Written instruction ::
Images are excluded; otherwise, output every record exactly.

Raw records ::
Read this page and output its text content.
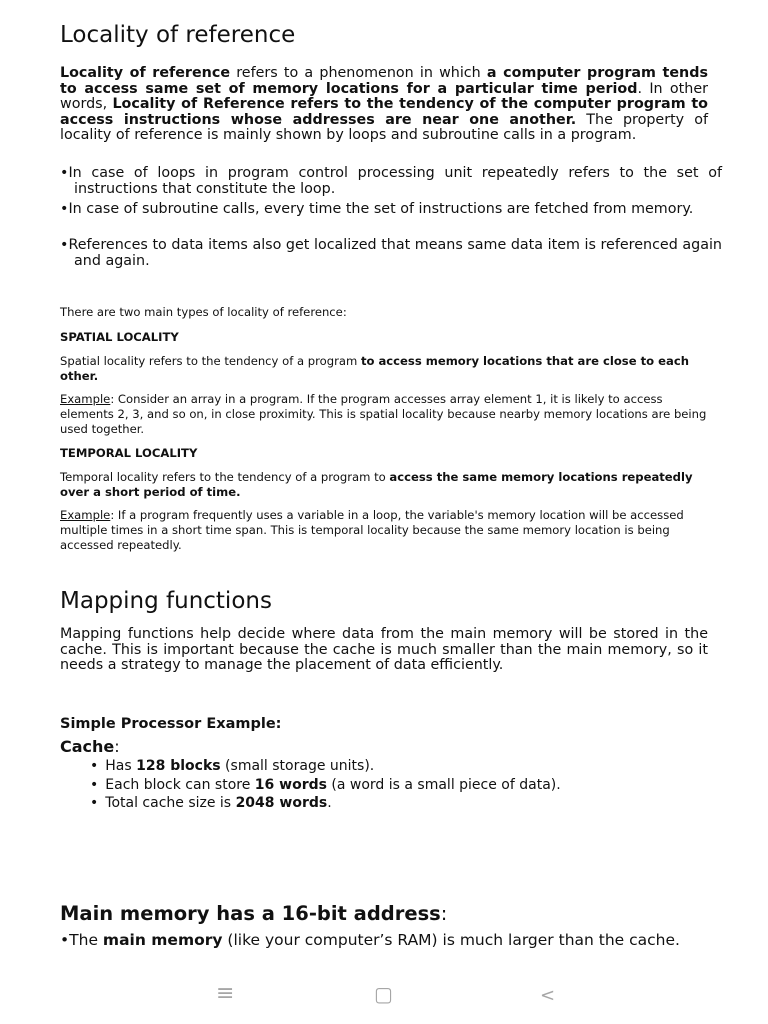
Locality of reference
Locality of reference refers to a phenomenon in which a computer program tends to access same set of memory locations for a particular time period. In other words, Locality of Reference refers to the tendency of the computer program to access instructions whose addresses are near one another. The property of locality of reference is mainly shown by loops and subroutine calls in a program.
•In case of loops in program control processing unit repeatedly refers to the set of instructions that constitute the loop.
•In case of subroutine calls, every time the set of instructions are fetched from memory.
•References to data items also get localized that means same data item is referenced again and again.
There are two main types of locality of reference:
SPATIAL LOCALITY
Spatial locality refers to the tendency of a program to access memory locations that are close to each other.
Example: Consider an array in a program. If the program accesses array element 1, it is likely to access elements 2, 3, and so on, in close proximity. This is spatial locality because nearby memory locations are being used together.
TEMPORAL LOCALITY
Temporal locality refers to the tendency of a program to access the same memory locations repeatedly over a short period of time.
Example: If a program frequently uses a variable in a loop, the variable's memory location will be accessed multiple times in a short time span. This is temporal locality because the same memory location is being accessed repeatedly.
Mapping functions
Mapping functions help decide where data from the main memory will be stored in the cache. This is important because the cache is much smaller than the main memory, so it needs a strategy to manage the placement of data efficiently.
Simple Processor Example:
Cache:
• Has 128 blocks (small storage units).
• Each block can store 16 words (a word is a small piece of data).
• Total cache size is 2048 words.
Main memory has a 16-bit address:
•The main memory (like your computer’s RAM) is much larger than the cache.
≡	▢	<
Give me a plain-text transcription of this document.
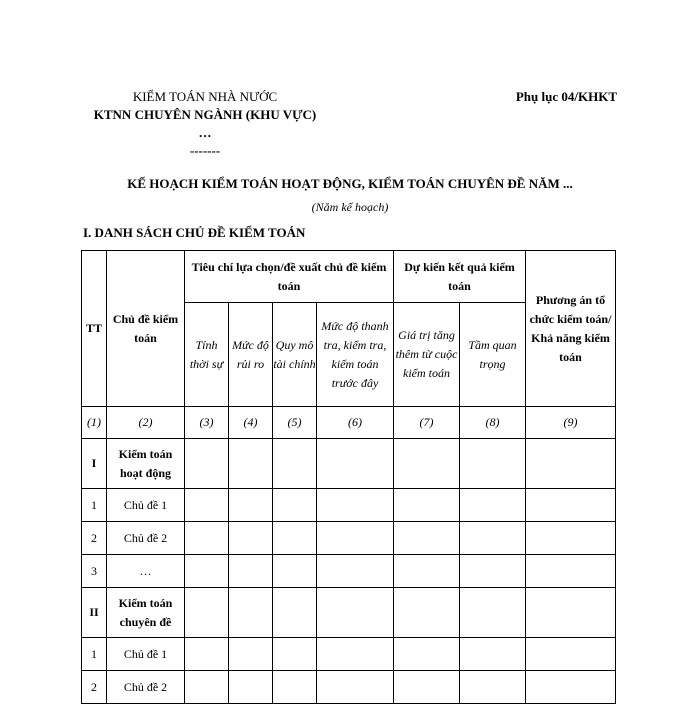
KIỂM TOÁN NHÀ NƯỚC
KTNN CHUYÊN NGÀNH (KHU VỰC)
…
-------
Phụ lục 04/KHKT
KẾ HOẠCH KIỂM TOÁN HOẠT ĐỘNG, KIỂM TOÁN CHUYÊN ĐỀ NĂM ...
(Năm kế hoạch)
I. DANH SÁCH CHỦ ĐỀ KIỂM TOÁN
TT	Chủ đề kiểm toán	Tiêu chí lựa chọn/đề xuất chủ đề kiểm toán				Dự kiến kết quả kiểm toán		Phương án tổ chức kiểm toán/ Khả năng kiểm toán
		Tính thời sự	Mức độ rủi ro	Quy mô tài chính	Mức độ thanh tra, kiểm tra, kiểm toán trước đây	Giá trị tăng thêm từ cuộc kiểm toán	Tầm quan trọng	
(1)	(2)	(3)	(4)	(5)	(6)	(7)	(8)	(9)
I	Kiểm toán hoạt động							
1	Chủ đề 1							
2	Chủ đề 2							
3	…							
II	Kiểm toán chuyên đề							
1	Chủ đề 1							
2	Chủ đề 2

Written solution ::
Read this page and output its text content.
Locality of reference
Locality of reference refers to a phenomenon in which a computer program tends to access same set of memory locations for a particular time period. In other words, Locality of Reference refers to the tendency of the computer program to access instructions whose addresses are near one another. The property of locality of reference is mainly shown by loops and subroutine calls in a program.
•In case of loops in program control processing unit repeatedly refers to the set of instructions that constitute the loop.
•In case of subroutine calls, every time the set of instructions are fetched from memory.
•References to data items also get localized that means same data item is referenced again and again.
There are two main types of locality of reference:
SPATIAL LOCALITY
Spatial locality refers to the tendency of a program to access memory locations that are close to each other.
Example: Consider an array in a program. If the program accesses array element 1, it is likely to access elements 2, 3, and so on, in close proximity. This is spatial locality because nearby memory locations are being used together.
TEMPORAL LOCALITY
Temporal locality refers to the tendency of a program to access the same memory locations repeatedly over a short period of time.
Example: If a program frequently uses a variable in a loop, the variable's memory location will be accessed multiple times in a short time span. This is temporal locality because the same memory location is being accessed repeatedly.
Mapping functions
Mapping functions help decide where data from the main memory will be stored in the cache. This is important because the cache is much smaller than the main memory, so it needs a strategy to manage the placement of data efficiently.
Simple Processor Example:
Cache:
• Has 128 blocks (small storage units).
• Each block can store 16 words (a word is a small piece of data).
• Total cache size is 2048 words.
Main memory has a 16-bit address:
•The main memory (like your computer’s RAM) is much larger than the cache.
≡	▢	<
Give me a plain-text transcription of this document.
KIỂM TOÁN NHÀ NƯỚC
KTNN CHUYÊN NGÀNH (KHU VỰC)
…
-------
Phụ lục 04/KHKT
KẾ HOẠCH KIỂM TOÁN HOẠT ĐỘNG, KIỂM TOÁN CHUYÊN ĐỀ NĂM ...
(Năm kế hoạch)
I. DANH SÁCH CHỦ ĐỀ KIỂM TOÁN
TT	Chủ đề kiểm toán	Tiêu chí lựa chọn/đề xuất chủ đề kiểm toán				Dự kiến kết quả kiểm toán		Phương án tổ chức kiểm toán/ Khả năng kiểm toán
		Tính thời sự	Mức độ rủi ro	Quy mô tài chính	Mức độ thanh tra, kiểm tra, kiểm toán trước đây	Giá trị tăng thêm từ cuộc kiểm toán	Tầm quan trọng	
(1)	(2)	(3)	(4)	(5)	(6)	(7)	(8)	(9)
I	Kiểm toán hoạt động							
1	Chủ đề 1							
2	Chủ đề 2							
3	…							
II	Kiểm toán chuyên đề							
1	Chủ đề 1							
2	Chủ đề 2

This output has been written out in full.